(Dataset entries)

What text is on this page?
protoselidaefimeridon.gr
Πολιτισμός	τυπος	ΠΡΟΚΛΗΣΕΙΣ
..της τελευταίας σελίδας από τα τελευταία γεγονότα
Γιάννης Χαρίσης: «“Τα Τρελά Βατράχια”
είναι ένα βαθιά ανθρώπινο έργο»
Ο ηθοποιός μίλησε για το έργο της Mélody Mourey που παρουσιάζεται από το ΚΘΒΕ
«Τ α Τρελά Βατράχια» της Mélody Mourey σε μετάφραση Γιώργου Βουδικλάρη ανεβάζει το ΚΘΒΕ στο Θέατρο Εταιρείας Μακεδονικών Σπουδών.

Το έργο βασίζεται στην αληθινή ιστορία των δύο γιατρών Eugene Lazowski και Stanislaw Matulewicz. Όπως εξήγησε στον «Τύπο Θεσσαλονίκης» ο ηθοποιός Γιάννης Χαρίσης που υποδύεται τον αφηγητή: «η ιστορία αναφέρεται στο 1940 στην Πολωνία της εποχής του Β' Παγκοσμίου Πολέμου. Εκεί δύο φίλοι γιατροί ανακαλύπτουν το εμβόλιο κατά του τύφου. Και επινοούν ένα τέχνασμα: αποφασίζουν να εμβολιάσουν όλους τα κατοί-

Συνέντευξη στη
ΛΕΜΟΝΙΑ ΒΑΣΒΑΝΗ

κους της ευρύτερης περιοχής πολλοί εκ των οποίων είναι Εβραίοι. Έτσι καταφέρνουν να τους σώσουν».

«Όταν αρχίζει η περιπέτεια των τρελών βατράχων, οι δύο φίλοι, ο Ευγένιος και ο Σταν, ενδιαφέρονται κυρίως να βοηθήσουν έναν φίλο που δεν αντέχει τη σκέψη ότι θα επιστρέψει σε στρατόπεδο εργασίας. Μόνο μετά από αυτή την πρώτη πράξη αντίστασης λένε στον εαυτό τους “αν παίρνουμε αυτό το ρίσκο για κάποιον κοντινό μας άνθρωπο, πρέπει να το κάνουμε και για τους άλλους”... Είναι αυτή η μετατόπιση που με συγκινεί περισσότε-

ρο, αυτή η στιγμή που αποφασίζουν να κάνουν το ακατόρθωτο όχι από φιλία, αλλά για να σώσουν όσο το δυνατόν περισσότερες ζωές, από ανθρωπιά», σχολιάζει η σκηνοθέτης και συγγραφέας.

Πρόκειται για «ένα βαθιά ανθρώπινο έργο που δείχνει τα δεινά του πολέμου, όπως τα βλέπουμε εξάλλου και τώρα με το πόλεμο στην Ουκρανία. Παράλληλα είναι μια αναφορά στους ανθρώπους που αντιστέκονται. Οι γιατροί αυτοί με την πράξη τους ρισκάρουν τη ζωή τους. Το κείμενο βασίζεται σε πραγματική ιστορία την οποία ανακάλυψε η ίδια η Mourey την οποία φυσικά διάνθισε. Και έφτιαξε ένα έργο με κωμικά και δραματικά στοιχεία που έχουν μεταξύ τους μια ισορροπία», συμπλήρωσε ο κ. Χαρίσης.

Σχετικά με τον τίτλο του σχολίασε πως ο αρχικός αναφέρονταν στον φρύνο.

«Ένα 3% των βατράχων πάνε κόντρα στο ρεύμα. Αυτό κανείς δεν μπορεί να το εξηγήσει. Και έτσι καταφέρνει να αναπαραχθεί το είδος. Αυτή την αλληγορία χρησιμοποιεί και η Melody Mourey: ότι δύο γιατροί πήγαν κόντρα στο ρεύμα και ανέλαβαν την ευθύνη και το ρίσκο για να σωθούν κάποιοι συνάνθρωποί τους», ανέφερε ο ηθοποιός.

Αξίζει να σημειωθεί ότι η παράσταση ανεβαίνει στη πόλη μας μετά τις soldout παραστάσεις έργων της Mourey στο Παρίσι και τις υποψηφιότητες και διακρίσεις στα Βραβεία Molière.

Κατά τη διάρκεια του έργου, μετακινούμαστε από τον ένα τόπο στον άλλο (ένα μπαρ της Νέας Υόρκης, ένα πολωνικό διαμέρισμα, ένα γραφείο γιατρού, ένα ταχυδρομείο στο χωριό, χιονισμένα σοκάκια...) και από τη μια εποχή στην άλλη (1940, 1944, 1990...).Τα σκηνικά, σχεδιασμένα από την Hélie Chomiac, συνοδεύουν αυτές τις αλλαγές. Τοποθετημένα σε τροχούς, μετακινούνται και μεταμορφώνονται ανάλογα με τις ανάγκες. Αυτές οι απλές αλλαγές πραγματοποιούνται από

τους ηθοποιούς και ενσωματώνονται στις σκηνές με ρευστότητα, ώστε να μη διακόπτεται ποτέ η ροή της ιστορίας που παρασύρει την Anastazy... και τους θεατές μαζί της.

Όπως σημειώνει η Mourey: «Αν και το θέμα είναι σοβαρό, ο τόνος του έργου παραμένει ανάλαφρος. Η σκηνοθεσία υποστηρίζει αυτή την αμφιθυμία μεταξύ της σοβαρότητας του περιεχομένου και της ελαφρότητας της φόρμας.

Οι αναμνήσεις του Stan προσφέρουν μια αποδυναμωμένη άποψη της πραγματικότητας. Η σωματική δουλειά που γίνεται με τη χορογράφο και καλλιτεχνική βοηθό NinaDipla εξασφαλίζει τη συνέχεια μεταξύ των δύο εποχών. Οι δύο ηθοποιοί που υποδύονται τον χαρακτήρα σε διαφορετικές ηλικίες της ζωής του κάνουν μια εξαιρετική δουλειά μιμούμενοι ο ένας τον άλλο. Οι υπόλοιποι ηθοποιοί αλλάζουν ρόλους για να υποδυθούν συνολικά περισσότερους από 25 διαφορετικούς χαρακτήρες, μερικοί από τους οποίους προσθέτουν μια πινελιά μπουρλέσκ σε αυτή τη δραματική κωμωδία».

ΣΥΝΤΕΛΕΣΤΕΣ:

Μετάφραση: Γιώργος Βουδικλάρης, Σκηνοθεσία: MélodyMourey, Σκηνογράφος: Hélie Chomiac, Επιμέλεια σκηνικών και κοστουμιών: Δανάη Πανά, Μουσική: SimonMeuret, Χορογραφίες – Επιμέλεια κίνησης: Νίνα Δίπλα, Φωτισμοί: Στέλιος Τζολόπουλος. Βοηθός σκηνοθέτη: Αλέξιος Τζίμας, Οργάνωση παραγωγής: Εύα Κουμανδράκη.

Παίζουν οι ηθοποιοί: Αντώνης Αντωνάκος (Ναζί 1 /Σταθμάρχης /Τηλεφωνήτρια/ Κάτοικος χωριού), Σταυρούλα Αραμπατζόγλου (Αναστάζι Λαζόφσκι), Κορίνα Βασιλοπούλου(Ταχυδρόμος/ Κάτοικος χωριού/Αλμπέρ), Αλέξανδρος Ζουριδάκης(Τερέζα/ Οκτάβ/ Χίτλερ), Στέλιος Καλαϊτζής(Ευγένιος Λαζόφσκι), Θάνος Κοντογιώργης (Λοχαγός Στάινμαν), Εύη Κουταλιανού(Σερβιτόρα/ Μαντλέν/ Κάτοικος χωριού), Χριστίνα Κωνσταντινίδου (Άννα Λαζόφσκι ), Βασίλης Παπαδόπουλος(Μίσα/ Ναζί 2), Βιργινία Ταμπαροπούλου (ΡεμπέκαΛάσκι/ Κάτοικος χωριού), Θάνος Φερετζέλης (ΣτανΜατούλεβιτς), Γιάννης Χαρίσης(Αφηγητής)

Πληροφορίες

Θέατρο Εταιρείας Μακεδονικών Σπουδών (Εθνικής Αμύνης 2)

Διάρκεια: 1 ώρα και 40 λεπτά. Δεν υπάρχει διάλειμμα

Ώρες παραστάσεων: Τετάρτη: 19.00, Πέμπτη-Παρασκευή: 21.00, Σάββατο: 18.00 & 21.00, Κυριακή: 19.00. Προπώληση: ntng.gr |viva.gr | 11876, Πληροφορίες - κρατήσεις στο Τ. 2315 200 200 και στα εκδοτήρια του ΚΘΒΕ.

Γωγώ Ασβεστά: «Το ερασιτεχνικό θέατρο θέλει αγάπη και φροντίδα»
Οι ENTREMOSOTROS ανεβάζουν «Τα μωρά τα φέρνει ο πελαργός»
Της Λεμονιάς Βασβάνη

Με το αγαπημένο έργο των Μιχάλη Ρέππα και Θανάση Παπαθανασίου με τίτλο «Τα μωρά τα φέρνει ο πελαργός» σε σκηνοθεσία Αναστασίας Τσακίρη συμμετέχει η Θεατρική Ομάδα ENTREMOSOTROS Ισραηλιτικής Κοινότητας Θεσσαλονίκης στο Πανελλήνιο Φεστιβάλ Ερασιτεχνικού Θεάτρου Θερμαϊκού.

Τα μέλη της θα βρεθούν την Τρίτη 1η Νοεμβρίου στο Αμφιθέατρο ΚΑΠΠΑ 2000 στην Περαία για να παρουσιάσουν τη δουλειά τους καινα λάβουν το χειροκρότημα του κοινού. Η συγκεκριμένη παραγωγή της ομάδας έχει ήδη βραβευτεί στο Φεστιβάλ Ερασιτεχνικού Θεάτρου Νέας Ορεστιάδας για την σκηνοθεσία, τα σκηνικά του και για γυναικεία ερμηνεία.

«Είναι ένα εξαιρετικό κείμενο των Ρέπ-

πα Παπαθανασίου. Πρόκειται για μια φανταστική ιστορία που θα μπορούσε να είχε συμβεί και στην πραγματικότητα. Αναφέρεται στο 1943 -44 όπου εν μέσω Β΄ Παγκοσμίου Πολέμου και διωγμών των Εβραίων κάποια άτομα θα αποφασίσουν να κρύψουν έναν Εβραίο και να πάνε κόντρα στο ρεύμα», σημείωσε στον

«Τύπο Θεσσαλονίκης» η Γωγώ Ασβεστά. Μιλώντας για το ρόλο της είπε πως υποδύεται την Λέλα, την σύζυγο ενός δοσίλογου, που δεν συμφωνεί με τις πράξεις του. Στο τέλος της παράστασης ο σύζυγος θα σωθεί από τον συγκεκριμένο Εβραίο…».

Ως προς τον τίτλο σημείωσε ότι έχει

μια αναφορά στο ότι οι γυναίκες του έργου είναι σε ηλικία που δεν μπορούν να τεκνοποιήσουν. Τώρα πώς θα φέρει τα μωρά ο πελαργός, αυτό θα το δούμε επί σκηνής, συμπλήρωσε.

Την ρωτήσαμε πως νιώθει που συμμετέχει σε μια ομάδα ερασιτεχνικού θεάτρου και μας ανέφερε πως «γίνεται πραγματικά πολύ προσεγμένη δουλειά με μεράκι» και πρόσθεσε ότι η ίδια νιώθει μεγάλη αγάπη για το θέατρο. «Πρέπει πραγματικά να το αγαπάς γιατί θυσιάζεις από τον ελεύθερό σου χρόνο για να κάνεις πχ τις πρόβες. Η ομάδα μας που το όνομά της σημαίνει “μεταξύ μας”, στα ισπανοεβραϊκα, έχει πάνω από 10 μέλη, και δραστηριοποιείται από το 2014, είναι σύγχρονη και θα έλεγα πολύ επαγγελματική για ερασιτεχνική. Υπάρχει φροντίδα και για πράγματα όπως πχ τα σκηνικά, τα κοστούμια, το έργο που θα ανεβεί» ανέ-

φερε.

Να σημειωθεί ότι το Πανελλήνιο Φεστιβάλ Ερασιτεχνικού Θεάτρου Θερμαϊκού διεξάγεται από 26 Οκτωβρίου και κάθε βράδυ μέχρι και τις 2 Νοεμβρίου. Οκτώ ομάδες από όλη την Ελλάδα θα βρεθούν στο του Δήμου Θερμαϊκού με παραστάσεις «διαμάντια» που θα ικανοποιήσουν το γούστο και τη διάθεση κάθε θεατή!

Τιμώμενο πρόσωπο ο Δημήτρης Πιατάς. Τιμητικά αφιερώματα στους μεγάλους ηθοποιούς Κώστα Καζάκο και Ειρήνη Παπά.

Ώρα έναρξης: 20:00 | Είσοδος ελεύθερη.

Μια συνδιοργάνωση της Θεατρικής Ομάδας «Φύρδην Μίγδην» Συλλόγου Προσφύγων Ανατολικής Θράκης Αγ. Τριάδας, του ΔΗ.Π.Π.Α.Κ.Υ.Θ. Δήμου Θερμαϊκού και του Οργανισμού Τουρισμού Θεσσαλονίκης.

Aim
Look through the listing above. Pick out each line with "ανθρώπινο" and copy it.

Solution to this problem
είναι ένα βαθιά ανθρώπινο έργο»
Πρόκειται για «ένα βαθιά ανθρώπινο έργο που δείχνει τα δεινά του πολέμου, όπως τα βλέπουμε εξάλλου και τώρα με το πόλεμο στην Ουκρανία. Παράλληλα είναι μια αναφορά στους ανθρώπους που αντιστέκονται. Οι γιατροί αυτοί με την πράξη τους ρισκάρουν τη ζωή τους. Το κείμενο βασίζεται σε πραγματική ιστορία την οποία ανακάλυψε η ίδια η Mourey την οποία φυσικά διάνθισε. Και έφτιαξε ένα έργο με κωμικά και δραματικά στοιχεία που έχουν μεταξύ τους μια ισορροπία», συμπλήρωσε ο κ. Χαρίσης.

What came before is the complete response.